▸ Problem to solve
Copy the data below line for line, keeping every character, number and bracket unchanged.

▸ Extracted entries
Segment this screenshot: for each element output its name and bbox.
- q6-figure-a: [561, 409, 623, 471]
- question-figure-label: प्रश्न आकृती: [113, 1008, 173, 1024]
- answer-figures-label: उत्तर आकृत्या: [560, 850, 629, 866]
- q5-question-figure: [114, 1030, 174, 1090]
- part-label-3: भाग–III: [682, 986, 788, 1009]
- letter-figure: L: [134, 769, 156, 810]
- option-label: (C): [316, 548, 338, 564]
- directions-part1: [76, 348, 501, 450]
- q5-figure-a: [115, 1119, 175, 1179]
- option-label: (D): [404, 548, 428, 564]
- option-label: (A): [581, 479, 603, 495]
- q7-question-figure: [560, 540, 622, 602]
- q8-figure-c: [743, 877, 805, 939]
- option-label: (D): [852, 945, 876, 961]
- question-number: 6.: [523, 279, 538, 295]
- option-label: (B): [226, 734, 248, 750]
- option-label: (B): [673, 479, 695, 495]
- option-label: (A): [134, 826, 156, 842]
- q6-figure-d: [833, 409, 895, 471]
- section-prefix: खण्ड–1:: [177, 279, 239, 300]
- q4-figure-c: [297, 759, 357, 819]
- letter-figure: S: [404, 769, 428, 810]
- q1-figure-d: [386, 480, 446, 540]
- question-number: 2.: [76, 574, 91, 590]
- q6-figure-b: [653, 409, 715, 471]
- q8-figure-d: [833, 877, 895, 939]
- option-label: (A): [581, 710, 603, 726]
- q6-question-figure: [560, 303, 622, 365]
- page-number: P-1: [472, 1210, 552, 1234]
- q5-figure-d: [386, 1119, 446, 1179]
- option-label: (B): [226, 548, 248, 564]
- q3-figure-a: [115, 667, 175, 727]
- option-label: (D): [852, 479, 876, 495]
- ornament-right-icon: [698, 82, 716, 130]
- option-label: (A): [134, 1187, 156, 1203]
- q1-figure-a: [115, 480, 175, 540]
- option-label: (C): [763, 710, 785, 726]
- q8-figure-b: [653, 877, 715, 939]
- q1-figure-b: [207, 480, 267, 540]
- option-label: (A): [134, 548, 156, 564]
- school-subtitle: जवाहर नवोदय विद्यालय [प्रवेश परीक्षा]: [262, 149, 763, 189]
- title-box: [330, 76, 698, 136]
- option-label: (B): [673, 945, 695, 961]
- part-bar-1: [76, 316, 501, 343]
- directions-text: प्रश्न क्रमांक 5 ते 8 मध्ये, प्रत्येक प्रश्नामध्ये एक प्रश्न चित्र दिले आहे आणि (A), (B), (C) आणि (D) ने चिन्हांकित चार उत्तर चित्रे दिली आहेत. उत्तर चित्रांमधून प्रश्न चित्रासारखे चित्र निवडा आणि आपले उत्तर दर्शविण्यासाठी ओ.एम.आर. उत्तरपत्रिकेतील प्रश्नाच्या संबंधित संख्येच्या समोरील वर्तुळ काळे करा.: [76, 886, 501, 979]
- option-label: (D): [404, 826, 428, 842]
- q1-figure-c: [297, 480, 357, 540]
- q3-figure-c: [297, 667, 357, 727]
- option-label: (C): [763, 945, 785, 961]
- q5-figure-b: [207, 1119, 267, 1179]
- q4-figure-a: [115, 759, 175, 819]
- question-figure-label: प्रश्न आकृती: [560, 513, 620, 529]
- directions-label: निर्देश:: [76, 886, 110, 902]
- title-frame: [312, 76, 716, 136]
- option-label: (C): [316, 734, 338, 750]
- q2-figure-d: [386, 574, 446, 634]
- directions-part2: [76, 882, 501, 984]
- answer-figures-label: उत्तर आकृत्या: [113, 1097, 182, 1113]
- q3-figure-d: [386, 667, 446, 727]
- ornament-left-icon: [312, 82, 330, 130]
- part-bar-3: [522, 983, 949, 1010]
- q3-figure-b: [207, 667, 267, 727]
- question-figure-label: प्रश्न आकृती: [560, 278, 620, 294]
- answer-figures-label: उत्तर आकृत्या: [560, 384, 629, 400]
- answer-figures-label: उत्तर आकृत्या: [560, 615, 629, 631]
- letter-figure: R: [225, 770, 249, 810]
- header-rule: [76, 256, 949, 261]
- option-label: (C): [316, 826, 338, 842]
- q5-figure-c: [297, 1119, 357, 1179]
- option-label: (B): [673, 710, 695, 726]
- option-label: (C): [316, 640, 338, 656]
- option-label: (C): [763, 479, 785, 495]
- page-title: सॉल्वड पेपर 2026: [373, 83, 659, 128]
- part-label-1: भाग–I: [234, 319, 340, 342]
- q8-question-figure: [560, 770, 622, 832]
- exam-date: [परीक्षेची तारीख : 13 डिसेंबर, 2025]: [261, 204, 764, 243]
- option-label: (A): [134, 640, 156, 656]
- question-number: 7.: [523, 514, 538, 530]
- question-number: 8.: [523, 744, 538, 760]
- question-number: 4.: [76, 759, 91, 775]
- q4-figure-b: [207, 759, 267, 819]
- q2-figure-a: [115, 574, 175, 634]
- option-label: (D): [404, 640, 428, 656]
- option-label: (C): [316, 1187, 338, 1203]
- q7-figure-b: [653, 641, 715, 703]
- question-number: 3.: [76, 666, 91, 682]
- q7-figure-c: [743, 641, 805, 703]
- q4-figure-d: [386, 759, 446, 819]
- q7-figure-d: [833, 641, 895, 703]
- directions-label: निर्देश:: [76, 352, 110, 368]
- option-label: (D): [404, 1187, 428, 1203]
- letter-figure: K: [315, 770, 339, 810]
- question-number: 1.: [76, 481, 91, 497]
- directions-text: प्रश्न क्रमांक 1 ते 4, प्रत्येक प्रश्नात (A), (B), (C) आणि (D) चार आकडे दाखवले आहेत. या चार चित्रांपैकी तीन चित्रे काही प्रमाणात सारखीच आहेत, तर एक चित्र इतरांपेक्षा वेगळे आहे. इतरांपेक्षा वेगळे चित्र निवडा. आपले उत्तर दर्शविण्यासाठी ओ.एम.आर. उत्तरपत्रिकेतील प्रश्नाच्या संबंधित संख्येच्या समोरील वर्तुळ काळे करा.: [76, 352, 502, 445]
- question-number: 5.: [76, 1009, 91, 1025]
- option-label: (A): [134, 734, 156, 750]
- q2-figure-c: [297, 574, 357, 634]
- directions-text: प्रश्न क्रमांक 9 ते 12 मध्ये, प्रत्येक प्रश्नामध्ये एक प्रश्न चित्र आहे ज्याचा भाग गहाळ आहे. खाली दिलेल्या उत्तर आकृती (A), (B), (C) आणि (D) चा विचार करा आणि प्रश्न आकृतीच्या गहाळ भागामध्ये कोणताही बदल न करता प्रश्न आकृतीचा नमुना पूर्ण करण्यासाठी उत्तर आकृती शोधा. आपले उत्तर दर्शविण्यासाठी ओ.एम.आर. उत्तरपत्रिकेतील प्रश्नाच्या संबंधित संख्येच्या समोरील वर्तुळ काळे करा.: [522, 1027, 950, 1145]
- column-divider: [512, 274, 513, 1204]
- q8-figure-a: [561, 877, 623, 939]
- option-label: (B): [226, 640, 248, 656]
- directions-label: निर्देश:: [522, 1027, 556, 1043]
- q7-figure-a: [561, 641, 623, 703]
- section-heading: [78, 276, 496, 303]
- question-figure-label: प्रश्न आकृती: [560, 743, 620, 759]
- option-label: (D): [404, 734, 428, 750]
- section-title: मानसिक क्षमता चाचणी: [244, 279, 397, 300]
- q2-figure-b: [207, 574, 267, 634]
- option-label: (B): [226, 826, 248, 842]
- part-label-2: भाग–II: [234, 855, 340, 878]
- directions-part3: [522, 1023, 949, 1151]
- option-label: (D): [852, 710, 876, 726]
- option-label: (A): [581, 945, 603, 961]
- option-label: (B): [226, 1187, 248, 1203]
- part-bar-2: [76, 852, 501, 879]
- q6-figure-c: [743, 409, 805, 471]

▸ Correct result
Segment this screenshot: for each element output its name and bbox.
- q6-figure-a: [561, 409, 623, 471]
- question-figure-label: प्रश्न आकृती: [113, 1008, 173, 1024]
- answer-figures-label: उत्तर आकृत्या: [560, 850, 629, 866]
- q5-question-figure: [114, 1030, 174, 1090]
- part-label-3: भाग–III: [682, 986, 788, 1009]
- letter-figure: L: [134, 769, 156, 810]
- option-label: (C): [316, 548, 338, 564]
- directions-part1: [76, 348, 501, 450]
- q5-figure-a: [115, 1119, 175, 1179]
- option-label: (D): [404, 548, 428, 564]
- option-label: (A): [581, 479, 603, 495]
- q7-question-figure: [560, 540, 622, 602]
- q8-figure-c: [743, 877, 805, 939]
- option-label: (D): [852, 945, 876, 961]
- question-number: 6.: [523, 279, 538, 295]
- option-label: (B): [226, 734, 248, 750]
- option-label: (B): [673, 479, 695, 495]
- option-label: (A): [134, 826, 156, 842]
- q6-figure-d: [833, 409, 895, 471]
- section-prefix: खण्ड–1:: [177, 279, 239, 300]
- q4-figure-c: [297, 759, 357, 819]
- letter-figure: S: [404, 769, 428, 810]
- q1-figure-d: [386, 480, 446, 540]
- question-number: 2.: [76, 574, 91, 590]
- q6-figure-b: [653, 409, 715, 471]
- q8-figure-d: [833, 877, 895, 939]
- option-label: (A): [581, 710, 603, 726]
- q6-question-figure: [560, 303, 622, 365]
- page-number: P-1: [472, 1210, 552, 1234]
- q5-figure-d: [386, 1119, 446, 1179]
- option-label: (B): [226, 548, 248, 564]
- q3-figure-a: [115, 667, 175, 727]
- option-label: (D): [852, 479, 876, 495]
- ornament-right-icon: [698, 82, 716, 130]
- option-label: (A): [134, 1187, 156, 1203]
- q1-figure-a: [115, 480, 175, 540]
- option-label: (C): [763, 710, 785, 726]
- q8-figure-b: [653, 877, 715, 939]
- q1-figure-b: [207, 480, 267, 540]
- option-label: (A): [134, 548, 156, 564]
- school-subtitle: जवाहर नवोदय विद्यालय [प्रवेश परीक्षा]: [262, 149, 763, 189]
- title-box: [330, 76, 698, 136]
- option-label: (B): [673, 945, 695, 961]
- part-bar-1: [76, 316, 501, 343]
- directions-text: प्रश्न क्रमांक 5 ते 8 मध्ये, प्रत्येक प्रश्नामध्ये एक प्रश्न चित्र दिले आहे आणि (A), (B), (C) आणि (D) ने चिन्हांकित चार उत्तर चित्रे दिली आहेत. उत्तर चित्रांमधून प्रश्न चित्रासारखे चित्र निवडा आणि आपले उत्तर दर्शविण्यासाठी ओ.एम.आर. उत्तरपत्रिकेतील प्रश्नाच्या संबंधित संख्येच्या समोरील वर्तुळ काळे करा.: [76, 886, 501, 979]
- option-label: (D): [404, 826, 428, 842]
- q1-figure-c: [297, 480, 357, 540]
- q3-figure-c: [297, 667, 357, 727]
- option-label: (C): [763, 945, 785, 961]
- q5-figure-b: [207, 1119, 267, 1179]
- q4-figure-a: [115, 759, 175, 819]
- question-figure-label: प्रश्न आकृती: [560, 513, 620, 529]
- directions-label: निर्देश:: [76, 886, 110, 902]
- title-frame: [312, 76, 716, 136]
- option-label: (C): [316, 734, 338, 750]
- q2-figure-d: [386, 574, 446, 634]
- directions-part2: [76, 882, 501, 984]
- answer-figures-label: उत्तर आकृत्या: [113, 1097, 182, 1113]
- q3-figure-d: [386, 667, 446, 727]
- ornament-left-icon: [312, 82, 330, 130]
- part-bar-3: [522, 983, 949, 1010]
- q3-figure-b: [207, 667, 267, 727]
- question-figure-label: प्रश्न आकृती: [560, 278, 620, 294]
- answer-figures-label: उत्तर आकृत्या: [560, 384, 629, 400]
- answer-figures-label: उत्तर आकृत्या: [560, 615, 629, 631]
- letter-figure: R: [225, 770, 249, 810]
- header-rule: [76, 256, 949, 261]
- option-label: (C): [316, 826, 338, 842]
- q5-figure-c: [297, 1119, 357, 1179]
- option-label: (B): [673, 710, 695, 726]
- option-label: (C): [316, 640, 338, 656]
- option-label: (C): [763, 479, 785, 495]
- page-title: सॉल्वड पेपर 2026: [373, 83, 659, 128]
- part-label-1: भाग–I: [234, 319, 340, 342]
- q8-question-figure: [560, 770, 622, 832]
- exam-date: [परीक्षेची तारीख : 13 डिसेंबर, 2025]: [261, 204, 764, 243]
- option-label: (A): [134, 640, 156, 656]
- question-number: 7.: [523, 514, 538, 530]
- question-number: 8.: [523, 744, 538, 760]
- question-number: 4.: [76, 759, 91, 775]
- q4-figure-b: [207, 759, 267, 819]
- q2-figure-a: [115, 574, 175, 634]
- option-label: (D): [404, 640, 428, 656]
- option-label: (C): [316, 1187, 338, 1203]
- q7-figure-b: [653, 641, 715, 703]
- question-number: 3.: [76, 666, 91, 682]
- q7-figure-c: [743, 641, 805, 703]
- q4-figure-d: [386, 759, 446, 819]
- q7-figure-d: [833, 641, 895, 703]
- directions-label: निर्देश:: [76, 352, 110, 368]
- option-label: (D): [404, 1187, 428, 1203]
- letter-figure: K: [315, 770, 339, 810]
- question-number: 1.: [76, 481, 91, 497]
- directions-text: प्रश्न क्रमांक 1 ते 4, प्रत्येक प्रश्नात (A), (B), (C) आणि (D) चार आकडे दाखवले आहेत. या चार चित्रांपैकी तीन चित्रे काही प्रमाणात सारखीच आहेत, तर एक चित्र इतरांपेक्षा वेगळे आहे. इतरांपेक्षा वेगळे चित्र निवडा. आपले उत्तर दर्शविण्यासाठी ओ.एम.आर. उत्तरपत्रिकेतील प्रश्नाच्या संबंधित संख्येच्या समोरील वर्तुळ काळे करा.: [76, 352, 502, 445]
- question-number: 5.: [76, 1009, 91, 1025]
- option-label: (A): [134, 734, 156, 750]
- q2-figure-c: [297, 574, 357, 634]
- directions-text: प्रश्न क्रमांक 9 ते 12 मध्ये, प्रत्येक प्रश्नामध्ये एक प्रश्न चित्र आहे ज्याचा भाग गहाळ आहे. खाली दिलेल्या उत्तर आकृती (A), (B), (C) आणि (D) चा विचार करा आणि प्रश्न आकृतीच्या गहाळ भागामध्ये कोणताही बदल न करता प्रश्न आकृतीचा नमुना पूर्ण करण्यासाठी उत्तर आकृती शोधा. आपले उत्तर दर्शविण्यासाठी ओ.एम.आर. उत्तरपत्रिकेतील प्रश्नाच्या संबंधित संख्येच्या समोरील वर्तुळ काळे करा.: [522, 1027, 950, 1145]
- column-divider: [512, 274, 513, 1204]
- q8-figure-a: [561, 877, 623, 939]
- option-label: (B): [226, 640, 248, 656]
- directions-label: निर्देश:: [522, 1027, 556, 1043]
- q7-figure-a: [561, 641, 623, 703]
- section-heading: [78, 276, 496, 303]
- question-figure-label: प्रश्न आकृती: [560, 743, 620, 759]
- option-label: (D): [404, 734, 428, 750]
- section-title: मानसिक क्षमता चाचणी: [244, 279, 397, 300]
- q2-figure-b: [207, 574, 267, 634]
- option-label: (B): [226, 826, 248, 842]
- part-label-2: भाग–II: [234, 855, 340, 878]
- directions-part3: [522, 1023, 949, 1151]
- option-label: (D): [852, 710, 876, 726]
- option-label: (A): [581, 945, 603, 961]
- option-label: (B): [226, 1187, 248, 1203]
- part-bar-2: [76, 852, 501, 879]
- q6-figure-c: [743, 409, 805, 471]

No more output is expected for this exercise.